Problem statement: Below are the records; copy each line in them that holds the word "this".

Input:

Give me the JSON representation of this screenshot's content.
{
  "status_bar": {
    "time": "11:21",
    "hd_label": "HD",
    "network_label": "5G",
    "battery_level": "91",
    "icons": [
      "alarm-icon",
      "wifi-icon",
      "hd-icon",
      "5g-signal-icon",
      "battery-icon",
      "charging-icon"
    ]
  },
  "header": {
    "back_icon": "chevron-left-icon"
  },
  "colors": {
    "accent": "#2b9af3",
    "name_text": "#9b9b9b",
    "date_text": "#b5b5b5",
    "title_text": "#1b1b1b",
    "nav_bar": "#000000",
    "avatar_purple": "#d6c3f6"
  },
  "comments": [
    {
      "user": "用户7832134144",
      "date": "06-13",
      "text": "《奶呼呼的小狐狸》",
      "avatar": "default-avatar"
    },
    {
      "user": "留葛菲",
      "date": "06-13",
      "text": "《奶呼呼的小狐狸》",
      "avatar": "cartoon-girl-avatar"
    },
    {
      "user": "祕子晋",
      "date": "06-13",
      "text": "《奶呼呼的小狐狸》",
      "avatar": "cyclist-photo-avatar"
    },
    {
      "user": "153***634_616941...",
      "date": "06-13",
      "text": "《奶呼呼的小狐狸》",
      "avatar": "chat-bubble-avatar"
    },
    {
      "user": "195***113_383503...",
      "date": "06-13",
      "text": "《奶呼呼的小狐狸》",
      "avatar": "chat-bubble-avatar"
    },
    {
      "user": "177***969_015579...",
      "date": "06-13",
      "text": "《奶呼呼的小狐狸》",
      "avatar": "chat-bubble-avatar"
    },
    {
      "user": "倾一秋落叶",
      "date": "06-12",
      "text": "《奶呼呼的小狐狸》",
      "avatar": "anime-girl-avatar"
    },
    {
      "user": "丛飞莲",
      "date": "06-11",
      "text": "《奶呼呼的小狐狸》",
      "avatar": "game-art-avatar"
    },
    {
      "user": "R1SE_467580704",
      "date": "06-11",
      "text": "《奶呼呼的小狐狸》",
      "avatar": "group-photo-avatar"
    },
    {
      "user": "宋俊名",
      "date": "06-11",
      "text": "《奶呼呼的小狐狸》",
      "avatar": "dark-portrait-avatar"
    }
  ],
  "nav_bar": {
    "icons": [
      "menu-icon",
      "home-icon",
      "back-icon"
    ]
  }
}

--

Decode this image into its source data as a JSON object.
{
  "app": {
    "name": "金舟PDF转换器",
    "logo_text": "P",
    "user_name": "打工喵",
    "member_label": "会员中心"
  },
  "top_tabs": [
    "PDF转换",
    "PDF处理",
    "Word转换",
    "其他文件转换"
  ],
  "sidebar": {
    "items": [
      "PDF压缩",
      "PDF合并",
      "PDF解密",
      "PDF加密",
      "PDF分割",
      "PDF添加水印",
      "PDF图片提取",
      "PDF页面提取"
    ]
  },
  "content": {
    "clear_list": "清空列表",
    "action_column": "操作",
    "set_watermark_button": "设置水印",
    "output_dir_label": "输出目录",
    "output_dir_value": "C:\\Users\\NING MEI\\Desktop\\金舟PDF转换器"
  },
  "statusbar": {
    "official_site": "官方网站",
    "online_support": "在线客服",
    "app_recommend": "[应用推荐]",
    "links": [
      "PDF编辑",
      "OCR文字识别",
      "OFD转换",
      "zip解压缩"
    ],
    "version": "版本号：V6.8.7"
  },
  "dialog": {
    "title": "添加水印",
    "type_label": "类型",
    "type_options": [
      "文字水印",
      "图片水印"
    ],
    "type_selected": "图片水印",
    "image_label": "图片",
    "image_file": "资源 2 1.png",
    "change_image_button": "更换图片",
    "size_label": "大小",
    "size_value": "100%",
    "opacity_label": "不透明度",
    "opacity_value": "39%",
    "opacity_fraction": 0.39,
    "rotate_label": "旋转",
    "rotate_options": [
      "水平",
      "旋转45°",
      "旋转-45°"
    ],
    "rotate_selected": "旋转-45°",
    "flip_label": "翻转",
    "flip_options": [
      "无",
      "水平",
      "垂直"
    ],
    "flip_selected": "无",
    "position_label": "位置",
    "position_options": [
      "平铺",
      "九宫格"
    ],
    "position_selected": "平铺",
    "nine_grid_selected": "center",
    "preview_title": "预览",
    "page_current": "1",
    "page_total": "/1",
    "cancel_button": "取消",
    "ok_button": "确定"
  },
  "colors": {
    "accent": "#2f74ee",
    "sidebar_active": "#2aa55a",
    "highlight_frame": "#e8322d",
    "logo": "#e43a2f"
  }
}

Problem solution:
Give me the JSON representation of this screenshot's content.
Decode this image into its source data as a JSON object.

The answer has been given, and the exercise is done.